- [What you have to do]
Turn the data into a JSON list of strings, one string per line and blank lines omitted. Include only the lines from the first line of the data through the line containing "ink-segment: г̃: [140, 362, 145, 372]", with both ends included.

- [Source records]
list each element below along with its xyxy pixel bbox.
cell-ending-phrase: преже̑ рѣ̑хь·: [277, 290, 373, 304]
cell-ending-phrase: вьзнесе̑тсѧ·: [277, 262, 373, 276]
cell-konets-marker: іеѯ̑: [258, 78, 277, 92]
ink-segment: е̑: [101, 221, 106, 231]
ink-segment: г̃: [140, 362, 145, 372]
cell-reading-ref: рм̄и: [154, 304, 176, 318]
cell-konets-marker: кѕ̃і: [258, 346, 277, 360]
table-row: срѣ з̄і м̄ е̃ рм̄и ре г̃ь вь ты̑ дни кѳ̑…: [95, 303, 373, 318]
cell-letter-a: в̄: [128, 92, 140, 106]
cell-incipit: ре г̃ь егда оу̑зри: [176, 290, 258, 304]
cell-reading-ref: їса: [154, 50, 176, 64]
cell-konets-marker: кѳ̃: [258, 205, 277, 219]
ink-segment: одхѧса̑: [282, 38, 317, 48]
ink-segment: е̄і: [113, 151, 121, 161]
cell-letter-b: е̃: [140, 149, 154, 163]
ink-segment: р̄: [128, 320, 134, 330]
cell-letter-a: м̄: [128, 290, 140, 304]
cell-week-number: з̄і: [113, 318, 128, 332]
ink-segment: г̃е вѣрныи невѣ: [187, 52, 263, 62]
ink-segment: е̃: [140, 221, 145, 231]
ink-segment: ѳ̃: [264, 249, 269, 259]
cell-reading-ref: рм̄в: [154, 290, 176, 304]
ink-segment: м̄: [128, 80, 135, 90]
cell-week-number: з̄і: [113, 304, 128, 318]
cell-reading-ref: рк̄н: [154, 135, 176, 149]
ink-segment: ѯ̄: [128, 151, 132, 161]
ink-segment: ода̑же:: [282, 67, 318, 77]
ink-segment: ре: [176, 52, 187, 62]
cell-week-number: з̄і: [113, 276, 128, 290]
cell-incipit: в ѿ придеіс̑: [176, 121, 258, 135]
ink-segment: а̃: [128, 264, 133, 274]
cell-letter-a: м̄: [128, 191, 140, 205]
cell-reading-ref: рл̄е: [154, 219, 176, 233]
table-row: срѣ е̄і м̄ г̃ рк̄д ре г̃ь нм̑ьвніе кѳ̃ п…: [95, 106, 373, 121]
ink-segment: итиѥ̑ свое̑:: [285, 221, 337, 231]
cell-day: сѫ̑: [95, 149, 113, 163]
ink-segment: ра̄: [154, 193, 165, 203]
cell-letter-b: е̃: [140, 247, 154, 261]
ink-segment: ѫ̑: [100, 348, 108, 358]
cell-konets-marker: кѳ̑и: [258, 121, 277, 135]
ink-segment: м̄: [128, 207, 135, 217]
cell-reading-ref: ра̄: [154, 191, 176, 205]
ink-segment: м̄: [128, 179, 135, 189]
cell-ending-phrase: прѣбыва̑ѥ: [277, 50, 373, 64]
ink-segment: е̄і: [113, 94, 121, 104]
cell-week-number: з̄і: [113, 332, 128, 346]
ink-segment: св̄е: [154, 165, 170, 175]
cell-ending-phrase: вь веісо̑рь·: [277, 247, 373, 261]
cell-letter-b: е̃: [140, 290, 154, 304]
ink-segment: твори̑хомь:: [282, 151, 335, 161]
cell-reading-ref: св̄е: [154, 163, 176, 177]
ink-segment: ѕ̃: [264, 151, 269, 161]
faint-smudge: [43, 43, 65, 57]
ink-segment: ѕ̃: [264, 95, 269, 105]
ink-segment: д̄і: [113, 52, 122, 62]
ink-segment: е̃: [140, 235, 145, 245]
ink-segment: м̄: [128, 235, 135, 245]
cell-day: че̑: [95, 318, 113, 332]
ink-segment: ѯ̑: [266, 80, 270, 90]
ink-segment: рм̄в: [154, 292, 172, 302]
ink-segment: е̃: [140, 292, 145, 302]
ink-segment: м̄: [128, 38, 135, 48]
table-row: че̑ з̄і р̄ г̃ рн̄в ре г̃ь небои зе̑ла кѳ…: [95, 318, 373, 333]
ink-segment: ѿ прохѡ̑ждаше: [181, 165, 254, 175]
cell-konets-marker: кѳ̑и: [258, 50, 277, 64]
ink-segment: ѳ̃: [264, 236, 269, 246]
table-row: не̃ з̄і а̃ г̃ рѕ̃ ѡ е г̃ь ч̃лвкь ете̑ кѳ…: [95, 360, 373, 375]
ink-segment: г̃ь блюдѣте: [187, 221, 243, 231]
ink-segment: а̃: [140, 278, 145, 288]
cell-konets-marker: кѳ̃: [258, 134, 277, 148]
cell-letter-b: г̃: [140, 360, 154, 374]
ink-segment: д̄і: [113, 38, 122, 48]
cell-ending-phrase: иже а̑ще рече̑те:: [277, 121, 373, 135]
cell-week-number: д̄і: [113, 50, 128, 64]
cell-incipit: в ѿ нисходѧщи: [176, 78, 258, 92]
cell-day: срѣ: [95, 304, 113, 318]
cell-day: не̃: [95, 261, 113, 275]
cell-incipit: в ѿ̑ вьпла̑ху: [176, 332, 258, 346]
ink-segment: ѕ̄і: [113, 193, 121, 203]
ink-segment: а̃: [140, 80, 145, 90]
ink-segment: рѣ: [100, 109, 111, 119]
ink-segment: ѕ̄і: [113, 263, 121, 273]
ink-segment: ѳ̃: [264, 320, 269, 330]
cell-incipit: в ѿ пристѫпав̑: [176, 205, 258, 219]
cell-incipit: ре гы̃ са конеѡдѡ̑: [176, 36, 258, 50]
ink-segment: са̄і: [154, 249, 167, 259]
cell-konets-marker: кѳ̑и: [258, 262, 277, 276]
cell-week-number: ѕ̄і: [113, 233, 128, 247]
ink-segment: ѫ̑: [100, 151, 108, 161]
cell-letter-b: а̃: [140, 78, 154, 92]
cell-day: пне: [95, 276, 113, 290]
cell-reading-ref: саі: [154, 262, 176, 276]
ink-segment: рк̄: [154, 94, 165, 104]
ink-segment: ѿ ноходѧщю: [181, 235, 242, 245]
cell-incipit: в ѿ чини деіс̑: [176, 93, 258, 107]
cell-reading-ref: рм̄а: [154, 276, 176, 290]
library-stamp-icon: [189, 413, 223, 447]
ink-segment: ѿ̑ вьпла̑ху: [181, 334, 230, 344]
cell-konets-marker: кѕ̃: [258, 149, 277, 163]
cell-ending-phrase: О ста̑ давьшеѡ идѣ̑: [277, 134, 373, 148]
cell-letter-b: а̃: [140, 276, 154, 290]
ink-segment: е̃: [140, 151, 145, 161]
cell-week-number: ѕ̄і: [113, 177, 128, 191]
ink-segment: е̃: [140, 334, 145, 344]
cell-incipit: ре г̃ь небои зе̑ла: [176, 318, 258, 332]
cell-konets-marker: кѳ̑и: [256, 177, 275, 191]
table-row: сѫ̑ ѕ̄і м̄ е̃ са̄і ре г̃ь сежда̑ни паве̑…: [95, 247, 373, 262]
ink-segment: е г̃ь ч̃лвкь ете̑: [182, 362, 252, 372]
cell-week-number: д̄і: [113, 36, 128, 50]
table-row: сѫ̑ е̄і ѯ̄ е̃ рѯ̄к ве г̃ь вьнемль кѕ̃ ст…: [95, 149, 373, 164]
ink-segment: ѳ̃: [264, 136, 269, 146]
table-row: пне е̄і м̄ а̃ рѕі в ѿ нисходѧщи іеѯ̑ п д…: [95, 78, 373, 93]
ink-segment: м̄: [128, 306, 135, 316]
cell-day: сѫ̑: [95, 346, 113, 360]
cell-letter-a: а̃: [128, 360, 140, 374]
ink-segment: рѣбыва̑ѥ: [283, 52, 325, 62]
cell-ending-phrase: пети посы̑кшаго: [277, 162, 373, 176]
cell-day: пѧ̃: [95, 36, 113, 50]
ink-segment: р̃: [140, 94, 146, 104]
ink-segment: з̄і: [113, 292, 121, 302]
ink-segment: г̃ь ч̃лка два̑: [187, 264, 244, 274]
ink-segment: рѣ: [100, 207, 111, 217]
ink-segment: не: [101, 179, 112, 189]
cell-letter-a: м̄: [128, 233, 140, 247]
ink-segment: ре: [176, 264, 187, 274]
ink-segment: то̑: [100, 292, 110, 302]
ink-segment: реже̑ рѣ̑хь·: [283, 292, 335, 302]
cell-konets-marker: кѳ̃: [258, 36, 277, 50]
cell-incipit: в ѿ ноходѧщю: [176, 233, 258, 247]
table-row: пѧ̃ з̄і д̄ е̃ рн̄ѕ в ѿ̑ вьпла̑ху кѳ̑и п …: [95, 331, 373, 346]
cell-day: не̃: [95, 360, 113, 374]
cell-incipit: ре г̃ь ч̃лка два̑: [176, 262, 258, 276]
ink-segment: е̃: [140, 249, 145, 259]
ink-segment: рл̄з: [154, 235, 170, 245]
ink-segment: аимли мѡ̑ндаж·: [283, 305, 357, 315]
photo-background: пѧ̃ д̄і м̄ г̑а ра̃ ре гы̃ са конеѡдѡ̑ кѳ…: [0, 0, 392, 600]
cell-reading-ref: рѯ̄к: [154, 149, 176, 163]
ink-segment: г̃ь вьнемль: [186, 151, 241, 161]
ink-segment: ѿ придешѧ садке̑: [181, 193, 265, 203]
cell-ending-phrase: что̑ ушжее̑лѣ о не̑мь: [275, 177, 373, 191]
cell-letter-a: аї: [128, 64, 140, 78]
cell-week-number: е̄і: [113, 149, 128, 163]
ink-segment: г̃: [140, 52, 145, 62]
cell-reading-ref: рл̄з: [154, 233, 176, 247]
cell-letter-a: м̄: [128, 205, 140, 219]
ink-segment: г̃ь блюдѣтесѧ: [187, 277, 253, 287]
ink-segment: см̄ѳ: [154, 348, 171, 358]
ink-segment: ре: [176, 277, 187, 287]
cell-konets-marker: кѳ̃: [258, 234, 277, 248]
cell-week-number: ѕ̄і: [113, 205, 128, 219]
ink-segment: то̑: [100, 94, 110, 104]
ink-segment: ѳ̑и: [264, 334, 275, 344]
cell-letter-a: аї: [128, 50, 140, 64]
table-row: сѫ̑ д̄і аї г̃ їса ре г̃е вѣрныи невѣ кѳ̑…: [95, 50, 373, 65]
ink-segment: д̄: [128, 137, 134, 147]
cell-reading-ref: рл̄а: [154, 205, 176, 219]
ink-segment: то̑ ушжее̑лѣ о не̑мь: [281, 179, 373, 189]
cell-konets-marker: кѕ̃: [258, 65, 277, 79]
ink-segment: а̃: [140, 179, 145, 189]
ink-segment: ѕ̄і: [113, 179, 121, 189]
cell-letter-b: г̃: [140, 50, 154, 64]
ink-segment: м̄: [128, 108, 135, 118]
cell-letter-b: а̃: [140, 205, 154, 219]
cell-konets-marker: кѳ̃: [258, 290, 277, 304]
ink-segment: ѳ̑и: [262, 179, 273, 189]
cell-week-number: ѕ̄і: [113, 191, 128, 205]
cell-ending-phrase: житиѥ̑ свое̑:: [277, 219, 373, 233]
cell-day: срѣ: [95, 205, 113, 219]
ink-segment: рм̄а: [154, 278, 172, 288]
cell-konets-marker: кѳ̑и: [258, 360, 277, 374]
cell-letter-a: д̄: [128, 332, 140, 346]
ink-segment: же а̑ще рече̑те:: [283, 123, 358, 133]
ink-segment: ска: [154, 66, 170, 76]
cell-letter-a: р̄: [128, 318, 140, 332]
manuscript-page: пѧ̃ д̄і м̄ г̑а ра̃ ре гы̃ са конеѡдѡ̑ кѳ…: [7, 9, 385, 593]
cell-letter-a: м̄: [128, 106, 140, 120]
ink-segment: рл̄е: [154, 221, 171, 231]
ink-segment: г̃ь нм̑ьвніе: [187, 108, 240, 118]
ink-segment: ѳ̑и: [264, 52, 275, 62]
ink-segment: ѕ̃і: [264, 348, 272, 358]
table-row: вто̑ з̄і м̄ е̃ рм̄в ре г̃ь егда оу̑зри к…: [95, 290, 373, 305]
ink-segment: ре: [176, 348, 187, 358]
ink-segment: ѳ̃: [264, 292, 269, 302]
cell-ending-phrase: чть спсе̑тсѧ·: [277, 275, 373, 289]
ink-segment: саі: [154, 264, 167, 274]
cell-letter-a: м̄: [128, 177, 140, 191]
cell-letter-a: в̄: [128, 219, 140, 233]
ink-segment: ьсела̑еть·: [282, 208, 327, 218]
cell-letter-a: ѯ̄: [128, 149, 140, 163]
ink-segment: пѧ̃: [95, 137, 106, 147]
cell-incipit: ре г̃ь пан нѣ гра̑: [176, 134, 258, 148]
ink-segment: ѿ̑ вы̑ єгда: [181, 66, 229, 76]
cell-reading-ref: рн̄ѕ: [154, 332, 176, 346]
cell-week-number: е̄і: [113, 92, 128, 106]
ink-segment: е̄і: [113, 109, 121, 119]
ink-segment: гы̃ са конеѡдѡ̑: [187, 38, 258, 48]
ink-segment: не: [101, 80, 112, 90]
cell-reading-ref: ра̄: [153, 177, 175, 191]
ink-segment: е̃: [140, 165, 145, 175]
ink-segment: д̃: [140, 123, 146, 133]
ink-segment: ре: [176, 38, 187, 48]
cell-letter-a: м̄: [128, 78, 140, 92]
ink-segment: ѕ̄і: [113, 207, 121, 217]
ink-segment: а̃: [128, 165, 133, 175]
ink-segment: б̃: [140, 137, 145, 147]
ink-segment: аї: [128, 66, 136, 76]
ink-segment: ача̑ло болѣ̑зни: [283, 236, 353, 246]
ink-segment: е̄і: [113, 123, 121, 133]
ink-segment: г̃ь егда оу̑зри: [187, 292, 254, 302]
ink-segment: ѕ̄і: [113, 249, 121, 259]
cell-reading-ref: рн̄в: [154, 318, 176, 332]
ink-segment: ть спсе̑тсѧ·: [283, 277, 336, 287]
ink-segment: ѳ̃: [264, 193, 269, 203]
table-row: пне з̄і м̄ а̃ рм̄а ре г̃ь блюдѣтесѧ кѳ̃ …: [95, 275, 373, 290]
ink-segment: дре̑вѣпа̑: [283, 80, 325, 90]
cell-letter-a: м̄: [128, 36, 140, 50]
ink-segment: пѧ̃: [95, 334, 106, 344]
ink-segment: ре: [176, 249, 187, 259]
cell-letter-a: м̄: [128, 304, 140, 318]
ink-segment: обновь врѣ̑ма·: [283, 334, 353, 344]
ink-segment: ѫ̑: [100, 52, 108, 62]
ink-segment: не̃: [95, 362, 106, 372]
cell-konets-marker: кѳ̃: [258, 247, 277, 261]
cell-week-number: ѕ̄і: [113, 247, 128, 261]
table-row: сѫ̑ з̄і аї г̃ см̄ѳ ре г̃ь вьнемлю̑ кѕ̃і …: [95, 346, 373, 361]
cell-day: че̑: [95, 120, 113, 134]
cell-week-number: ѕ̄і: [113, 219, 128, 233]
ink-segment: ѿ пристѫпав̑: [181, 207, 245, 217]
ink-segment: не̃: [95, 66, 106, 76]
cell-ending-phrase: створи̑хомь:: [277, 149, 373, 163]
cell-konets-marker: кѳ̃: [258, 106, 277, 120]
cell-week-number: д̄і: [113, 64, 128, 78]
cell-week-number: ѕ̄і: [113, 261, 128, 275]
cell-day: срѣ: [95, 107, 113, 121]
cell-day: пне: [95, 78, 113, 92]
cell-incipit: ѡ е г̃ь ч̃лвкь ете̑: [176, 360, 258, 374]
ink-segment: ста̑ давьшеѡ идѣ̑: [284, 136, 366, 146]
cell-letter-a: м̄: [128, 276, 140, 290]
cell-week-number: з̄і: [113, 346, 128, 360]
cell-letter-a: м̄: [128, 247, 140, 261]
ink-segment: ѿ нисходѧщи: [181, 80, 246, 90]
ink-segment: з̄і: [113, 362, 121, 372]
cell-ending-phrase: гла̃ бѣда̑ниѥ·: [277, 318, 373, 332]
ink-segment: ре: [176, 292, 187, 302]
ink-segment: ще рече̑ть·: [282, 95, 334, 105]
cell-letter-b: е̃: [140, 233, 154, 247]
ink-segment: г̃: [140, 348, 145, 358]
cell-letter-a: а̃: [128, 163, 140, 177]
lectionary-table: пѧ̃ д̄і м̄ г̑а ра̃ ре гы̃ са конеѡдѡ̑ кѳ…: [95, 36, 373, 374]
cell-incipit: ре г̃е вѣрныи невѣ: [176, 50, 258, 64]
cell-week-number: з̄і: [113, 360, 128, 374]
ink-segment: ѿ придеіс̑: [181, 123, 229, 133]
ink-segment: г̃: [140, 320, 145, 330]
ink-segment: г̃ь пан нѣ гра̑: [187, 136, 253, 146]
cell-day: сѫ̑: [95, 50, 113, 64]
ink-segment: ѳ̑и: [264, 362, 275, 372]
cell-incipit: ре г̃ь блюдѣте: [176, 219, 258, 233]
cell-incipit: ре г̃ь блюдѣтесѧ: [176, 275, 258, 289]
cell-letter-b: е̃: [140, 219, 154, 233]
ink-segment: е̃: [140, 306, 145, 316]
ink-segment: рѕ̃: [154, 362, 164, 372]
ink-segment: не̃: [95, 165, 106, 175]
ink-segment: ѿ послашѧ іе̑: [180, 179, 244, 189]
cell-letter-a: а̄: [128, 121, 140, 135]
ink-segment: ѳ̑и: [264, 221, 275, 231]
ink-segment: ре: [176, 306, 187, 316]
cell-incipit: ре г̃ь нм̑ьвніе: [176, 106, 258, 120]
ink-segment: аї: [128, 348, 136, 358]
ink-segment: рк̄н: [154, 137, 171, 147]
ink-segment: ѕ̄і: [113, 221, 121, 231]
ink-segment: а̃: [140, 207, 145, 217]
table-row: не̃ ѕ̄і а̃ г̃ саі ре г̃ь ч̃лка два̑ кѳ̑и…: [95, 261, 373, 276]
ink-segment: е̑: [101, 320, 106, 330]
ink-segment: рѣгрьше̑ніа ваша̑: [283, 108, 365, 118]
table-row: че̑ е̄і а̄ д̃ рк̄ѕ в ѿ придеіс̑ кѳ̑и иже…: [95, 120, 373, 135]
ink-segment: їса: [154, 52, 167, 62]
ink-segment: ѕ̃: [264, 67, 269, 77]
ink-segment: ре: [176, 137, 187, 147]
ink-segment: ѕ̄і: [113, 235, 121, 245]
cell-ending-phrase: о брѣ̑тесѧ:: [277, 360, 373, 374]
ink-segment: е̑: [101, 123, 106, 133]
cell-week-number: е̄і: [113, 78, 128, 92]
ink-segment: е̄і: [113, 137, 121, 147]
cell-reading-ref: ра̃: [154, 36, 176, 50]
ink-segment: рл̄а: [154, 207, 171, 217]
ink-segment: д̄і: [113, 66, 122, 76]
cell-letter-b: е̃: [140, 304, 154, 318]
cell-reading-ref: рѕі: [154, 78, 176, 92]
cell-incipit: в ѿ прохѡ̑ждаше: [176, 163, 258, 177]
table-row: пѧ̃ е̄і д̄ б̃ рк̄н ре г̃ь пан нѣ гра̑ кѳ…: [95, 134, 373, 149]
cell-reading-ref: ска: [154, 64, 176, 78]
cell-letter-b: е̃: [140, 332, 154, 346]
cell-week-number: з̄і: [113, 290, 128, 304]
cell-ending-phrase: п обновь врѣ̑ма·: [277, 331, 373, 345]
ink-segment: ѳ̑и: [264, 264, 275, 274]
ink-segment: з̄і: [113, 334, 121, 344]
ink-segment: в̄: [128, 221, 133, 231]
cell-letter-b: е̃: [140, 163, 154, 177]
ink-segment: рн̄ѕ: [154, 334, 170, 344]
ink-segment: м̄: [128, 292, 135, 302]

- [Reply to the exercise]
[
  "list each element below along with its xyxy pixel bbox.",
  "cell-ending-phrase: преже̑ рѣ̑хь·: [277, 290, 373, 304]",
  "cell-ending-phrase: вьзнесе̑тсѧ·: [277, 262, 373, 276]",
  "cell-konets-marker: іеѯ̑: [258, 78, 277, 92]",
  "ink-segment: е̑: [101, 221, 106, 231]",
  "ink-segment: г̃: [140, 362, 145, 372]"
]